Your goal:
Lay out every line of the listing below as a Markdown table with the columns Row and Line, numbering the rows and dropping blank lines. Leave out the pictures.

Extracted entries:
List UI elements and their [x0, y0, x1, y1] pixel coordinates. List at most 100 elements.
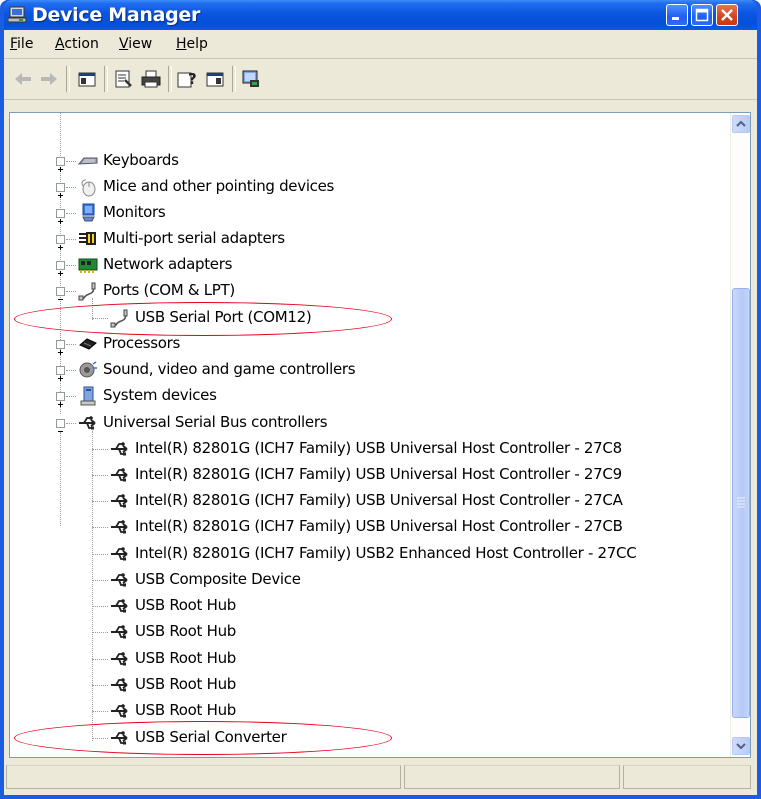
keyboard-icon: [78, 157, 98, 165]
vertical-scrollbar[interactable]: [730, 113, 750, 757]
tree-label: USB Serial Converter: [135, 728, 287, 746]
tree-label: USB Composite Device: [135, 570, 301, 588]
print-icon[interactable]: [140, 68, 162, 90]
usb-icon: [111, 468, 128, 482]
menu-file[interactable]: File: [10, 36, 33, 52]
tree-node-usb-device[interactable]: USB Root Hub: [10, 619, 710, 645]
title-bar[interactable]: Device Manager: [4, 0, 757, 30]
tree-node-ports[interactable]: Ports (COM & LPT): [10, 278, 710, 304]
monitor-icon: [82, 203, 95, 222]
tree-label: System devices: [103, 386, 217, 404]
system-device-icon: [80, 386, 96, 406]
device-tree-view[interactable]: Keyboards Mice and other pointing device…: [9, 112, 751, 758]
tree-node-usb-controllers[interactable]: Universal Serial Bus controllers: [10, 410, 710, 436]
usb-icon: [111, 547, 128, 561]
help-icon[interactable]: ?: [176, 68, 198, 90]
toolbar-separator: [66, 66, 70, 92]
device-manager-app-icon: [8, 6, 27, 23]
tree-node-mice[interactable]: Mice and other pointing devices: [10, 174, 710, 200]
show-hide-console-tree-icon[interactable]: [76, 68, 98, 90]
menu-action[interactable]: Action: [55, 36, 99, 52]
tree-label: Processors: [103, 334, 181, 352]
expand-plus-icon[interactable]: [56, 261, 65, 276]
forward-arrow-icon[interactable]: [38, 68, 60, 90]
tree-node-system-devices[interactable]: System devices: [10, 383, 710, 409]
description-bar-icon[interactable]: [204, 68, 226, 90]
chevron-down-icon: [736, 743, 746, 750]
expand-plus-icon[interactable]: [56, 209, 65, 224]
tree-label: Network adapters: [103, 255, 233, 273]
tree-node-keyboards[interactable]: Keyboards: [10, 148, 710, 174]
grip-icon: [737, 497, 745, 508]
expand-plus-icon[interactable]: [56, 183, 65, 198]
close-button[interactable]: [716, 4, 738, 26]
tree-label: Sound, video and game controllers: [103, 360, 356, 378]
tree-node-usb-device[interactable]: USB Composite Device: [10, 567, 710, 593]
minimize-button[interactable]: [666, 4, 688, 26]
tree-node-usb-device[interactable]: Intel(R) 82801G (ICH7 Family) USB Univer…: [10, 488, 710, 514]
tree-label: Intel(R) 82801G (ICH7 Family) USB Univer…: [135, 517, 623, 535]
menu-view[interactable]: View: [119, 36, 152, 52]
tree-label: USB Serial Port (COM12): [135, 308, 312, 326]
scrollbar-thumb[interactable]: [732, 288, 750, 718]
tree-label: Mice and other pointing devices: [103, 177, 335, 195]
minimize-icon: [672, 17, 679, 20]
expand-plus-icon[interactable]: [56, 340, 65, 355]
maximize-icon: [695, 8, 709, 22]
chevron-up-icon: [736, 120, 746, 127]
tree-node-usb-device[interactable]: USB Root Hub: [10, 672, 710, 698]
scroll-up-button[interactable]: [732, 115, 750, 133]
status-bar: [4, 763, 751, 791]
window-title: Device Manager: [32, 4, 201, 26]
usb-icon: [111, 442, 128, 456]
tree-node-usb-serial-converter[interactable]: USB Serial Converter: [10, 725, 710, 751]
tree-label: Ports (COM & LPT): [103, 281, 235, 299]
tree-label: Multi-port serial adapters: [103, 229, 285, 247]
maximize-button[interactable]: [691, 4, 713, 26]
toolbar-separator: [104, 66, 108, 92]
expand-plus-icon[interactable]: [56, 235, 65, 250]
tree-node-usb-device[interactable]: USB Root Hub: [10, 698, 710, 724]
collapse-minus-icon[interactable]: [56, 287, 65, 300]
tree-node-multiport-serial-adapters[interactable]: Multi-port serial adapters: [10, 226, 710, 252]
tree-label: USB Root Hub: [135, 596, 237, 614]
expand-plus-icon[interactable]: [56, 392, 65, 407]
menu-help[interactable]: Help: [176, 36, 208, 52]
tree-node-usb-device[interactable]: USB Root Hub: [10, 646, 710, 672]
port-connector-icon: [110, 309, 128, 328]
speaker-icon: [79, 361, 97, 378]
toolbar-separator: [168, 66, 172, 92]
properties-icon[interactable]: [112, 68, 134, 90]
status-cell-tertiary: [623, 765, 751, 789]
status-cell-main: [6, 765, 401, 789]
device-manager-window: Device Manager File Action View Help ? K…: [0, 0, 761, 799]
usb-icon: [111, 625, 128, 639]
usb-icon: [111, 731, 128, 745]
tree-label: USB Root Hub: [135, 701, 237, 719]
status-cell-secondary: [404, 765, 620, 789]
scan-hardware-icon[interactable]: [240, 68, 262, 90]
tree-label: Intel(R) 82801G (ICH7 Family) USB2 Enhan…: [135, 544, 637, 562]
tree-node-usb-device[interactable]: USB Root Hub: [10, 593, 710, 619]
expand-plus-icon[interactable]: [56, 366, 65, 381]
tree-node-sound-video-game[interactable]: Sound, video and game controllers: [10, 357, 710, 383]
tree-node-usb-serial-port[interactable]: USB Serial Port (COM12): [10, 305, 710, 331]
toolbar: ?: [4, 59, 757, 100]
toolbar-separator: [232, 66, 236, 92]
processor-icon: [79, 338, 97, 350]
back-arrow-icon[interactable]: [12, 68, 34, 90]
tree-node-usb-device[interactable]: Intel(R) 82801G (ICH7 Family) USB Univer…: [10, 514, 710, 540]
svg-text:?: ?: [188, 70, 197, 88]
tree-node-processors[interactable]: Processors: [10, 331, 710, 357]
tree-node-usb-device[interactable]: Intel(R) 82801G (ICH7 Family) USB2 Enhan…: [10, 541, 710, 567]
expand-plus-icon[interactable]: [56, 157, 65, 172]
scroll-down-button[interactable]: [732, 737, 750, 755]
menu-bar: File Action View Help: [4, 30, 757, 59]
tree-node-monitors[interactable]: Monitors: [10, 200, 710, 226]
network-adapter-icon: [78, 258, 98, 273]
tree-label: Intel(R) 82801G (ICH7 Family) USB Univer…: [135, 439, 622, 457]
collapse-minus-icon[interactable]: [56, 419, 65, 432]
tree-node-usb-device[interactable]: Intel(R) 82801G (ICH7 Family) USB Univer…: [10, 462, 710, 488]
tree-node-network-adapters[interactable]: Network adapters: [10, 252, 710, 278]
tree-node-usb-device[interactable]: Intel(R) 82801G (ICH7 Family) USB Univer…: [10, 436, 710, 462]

The answer:
| Row | Line |
|---|---|
| 1 | List UI elements and their [x0, y0, x1, y1] pixel coordinates. List at most 100 elements. |
| 2 | keyboard-icon: [78, 157, 98, 165] |
| 3 | vertical-scrollbar[interactable]: [730, 113, 750, 757] |
| 4 | tree-label: USB Serial Converter: [135, 728, 287, 746] |
| 5 | tree-label: USB Composite Device: [135, 570, 301, 588] |
| 6 | print-icon[interactable]: [140, 68, 162, 90] |
| 7 | usb-icon: [111, 468, 128, 482] |
| 8 | menu-file[interactable]: File: [10, 36, 33, 52] |
| 9 | tree-node-usb-device[interactable]: USB Root Hub: [10, 619, 710, 645] |
| 10 | title-bar[interactable]: Device Manager: [4, 0, 757, 30] |
| 11 | tree-node-ports[interactable]: Ports (COM & LPT): [10, 278, 710, 304] |
| 12 | monitor-icon: [82, 203, 95, 222] |
| 13 | tree-label: System devices: [103, 386, 217, 404] |
| 14 | system-device-icon: [80, 386, 96, 406] |
| 15 | device-tree-view[interactable]: Keyboards Mice and other pointing device…: [9, 112, 751, 758] |
| 16 | tree-node-usb-controllers[interactable]: Universal Serial Bus controllers: [10, 410, 710, 436] |
| 17 | usb-icon: [111, 547, 128, 561] |
| 18 | help-icon[interactable]: ?: [176, 68, 198, 90] |
| 19 | toolbar-separator: [66, 66, 70, 92] |
| 20 | device-manager-app-icon: [8, 6, 27, 23] |
| 21 | tree-node-mice[interactable]: Mice and other pointing devices: [10, 174, 710, 200] |
| 22 | show-hide-console-tree-icon[interactable]: [76, 68, 98, 90] |
| 23 | menu-action[interactable]: Action: [55, 36, 99, 52] |
| 24 | tree-label: Processors: [103, 334, 181, 352] |
| 25 | expand-plus-icon[interactable]: [56, 261, 65, 276] |
| 26 | forward-arrow-icon[interactable]: [38, 68, 60, 90] |
| 27 | tree-node-system-devices[interactable]: System devices: [10, 383, 710, 409] |
| 28 | description-bar-icon[interactable]: [204, 68, 226, 90] |
| 29 | chevron-down-icon: [736, 743, 746, 750] |
| 30 | expand-plus-icon[interactable]: [56, 209, 65, 224] |
| 31 | tree-label: Network adapters: [103, 255, 233, 273] |
| 32 | tree-node-keyboards[interactable]: Keyboards: [10, 148, 710, 174] |
| 33 | grip-icon: [737, 497, 745, 508] |
| 34 | expand-plus-icon[interactable]: [56, 183, 65, 198] |
| 35 | close-button[interactable]: [716, 4, 738, 26] |
| 36 | tree-label: Sound, video and game controllers: [103, 360, 356, 378] |
| 37 | tree-node-usb-device[interactable]: USB Composite Device: [10, 567, 710, 593] |
| 38 | minimize-button[interactable]: [666, 4, 688, 26] |
| 39 | tree-node-usb-device[interactable]: Intel(R) 82801G (ICH7 Family) USB Univer…: [10, 488, 710, 514] |
| 40 | tree-label: Intel(R) 82801G (ICH7 Family) USB Univer…: [135, 517, 623, 535] |
| 41 | menu-view[interactable]: View: [119, 36, 152, 52] |
| 42 | tree-label: USB Serial Port (COM12): [135, 308, 312, 326] |
| 43 | scrollbar-thumb[interactable]: [732, 288, 750, 718] |
| 44 | tree-label: Mice and other pointing devices: [103, 177, 335, 195] |
| 45 | minimize-icon: [672, 17, 679, 20] |
| 46 | expand-plus-icon[interactable]: [56, 340, 65, 355] |
| 47 | maximize-icon: [695, 8, 709, 22] |
| 48 | chevron-up-icon: [736, 120, 746, 127] |
| 49 | tree-node-usb-device[interactable]: USB Root Hub: [10, 672, 710, 698] |
| 50 | scroll-up-button[interactable]: [732, 115, 750, 133] |
| 51 | status-bar: [4, 763, 751, 791] |
| 52 | window-title: Device Manager: [32, 4, 201, 26] |
| 53 | usb-icon: [111, 442, 128, 456] |
| 54 | tree-node-usb-serial-converter[interactable]: USB Serial Converter: [10, 725, 710, 751] |
| 55 | tree-label: Ports (COM & LPT): [103, 281, 235, 299] |
| 56 | tree-label: Multi-port serial adapters: [103, 229, 285, 247] |
| 57 | maximize-button[interactable]: [691, 4, 713, 26] |
| 58 | toolbar-separator: [104, 66, 108, 92] |
| 59 | expand-plus-icon[interactable]: [56, 235, 65, 250] |
| 60 | tree-node-usb-device[interactable]: USB Root Hub: [10, 698, 710, 724] |
| 61 | collapse-minus-icon[interactable]: [56, 287, 65, 300] |
| 62 | tree-node-multiport-serial-adapters[interactable]: Multi-port serial adapters: [10, 226, 710, 252] |
| 63 | tree-label: USB Root Hub: [135, 596, 237, 614] |
| 64 | expand-plus-icon[interactable]: [56, 392, 65, 407] |
| 65 | menu-help[interactable]: Help: [176, 36, 208, 52] |
| 66 | tree-node-usb-device[interactable]: USB Root Hub: [10, 646, 710, 672] |
| 67 | port-connector-icon: [110, 309, 128, 328] |
| 68 | speaker-icon: [79, 361, 97, 378] |
| 69 | toolbar-separator: [168, 66, 172, 92] |
| 70 | properties-icon[interactable]: [112, 68, 134, 90] |
| 71 | status-cell-tertiary: [623, 765, 751, 789] |
| 72 | status-cell-main: [6, 765, 401, 789] |
| 73 | device-manager-window: Device Manager File Action View Help ? K…: [0, 0, 761, 799] |
| 74 | usb-icon: [111, 625, 128, 639] |
| 75 | usb-icon: [111, 731, 128, 745] |
| 76 | tree-label: USB Root Hub: [135, 701, 237, 719] |
| 77 | status-cell-secondary: [404, 765, 620, 789] |
| 78 | scan-hardware-icon[interactable]: [240, 68, 262, 90] |
| 79 | tree-label: Intel(R) 82801G (ICH7 Family) USB2 Enhan…: [135, 544, 637, 562] |
| 80 | tree-node-usb-device[interactable]: USB Root Hub: [10, 593, 710, 619] |
| 81 | expand-plus-icon[interactable]: [56, 366, 65, 381] |
| 82 | tree-node-sound-video-game[interactable]: Sound, video and game controllers: [10, 357, 710, 383] |
| 83 | tree-node-usb-serial-port[interactable]: USB Serial Port (COM12): [10, 305, 710, 331] |
| 84 | toolbar: ?: [4, 59, 757, 100] |
| 85 | toolbar-separator: [232, 66, 236, 92] |
| 86 | processor-icon: [79, 338, 97, 350] |
| 87 | back-arrow-icon[interactable]: [12, 68, 34, 90] |
| 88 | tree-node-usb-device[interactable]: Intel(R) 82801G (ICH7 Family) USB Univer…: [10, 514, 710, 540] |
| 89 | svg-text:?: ?: [188, 70, 197, 88] |
| 90 | tree-node-processors[interactable]: Processors: [10, 331, 710, 357] |
| 91 | tree-node-usb-device[interactable]: Intel(R) 82801G (ICH7 Family) USB2 Enhan…: [10, 541, 710, 567] |
| 92 | expand-plus-icon[interactable]: [56, 157, 65, 172] |
| 93 | scroll-down-button[interactable]: [732, 737, 750, 755] |
| 94 | menu-bar: File Action View Help: [4, 30, 757, 59] |
| 95 | tree-node-monitors[interactable]: Monitors: [10, 200, 710, 226] |
| 96 | network-adapter-icon: [78, 258, 98, 273] |
| 97 | tree-label: Intel(R) 82801G (ICH7 Family) USB Univer…: [135, 439, 622, 457] |
| 98 | collapse-minus-icon[interactable]: [56, 419, 65, 432] |
| 99 | tree-node-usb-device[interactable]: Intel(R) 82801G (ICH7 Family) USB Univer…: [10, 462, 710, 488] |
| 100 | tree-node-network-adapters[interactable]: Network adapters: [10, 252, 710, 278] |
| 101 | tree-node-usb-device[interactable]: Intel(R) 82801G (ICH7 Family) USB Univer…: [10, 436, 710, 462] |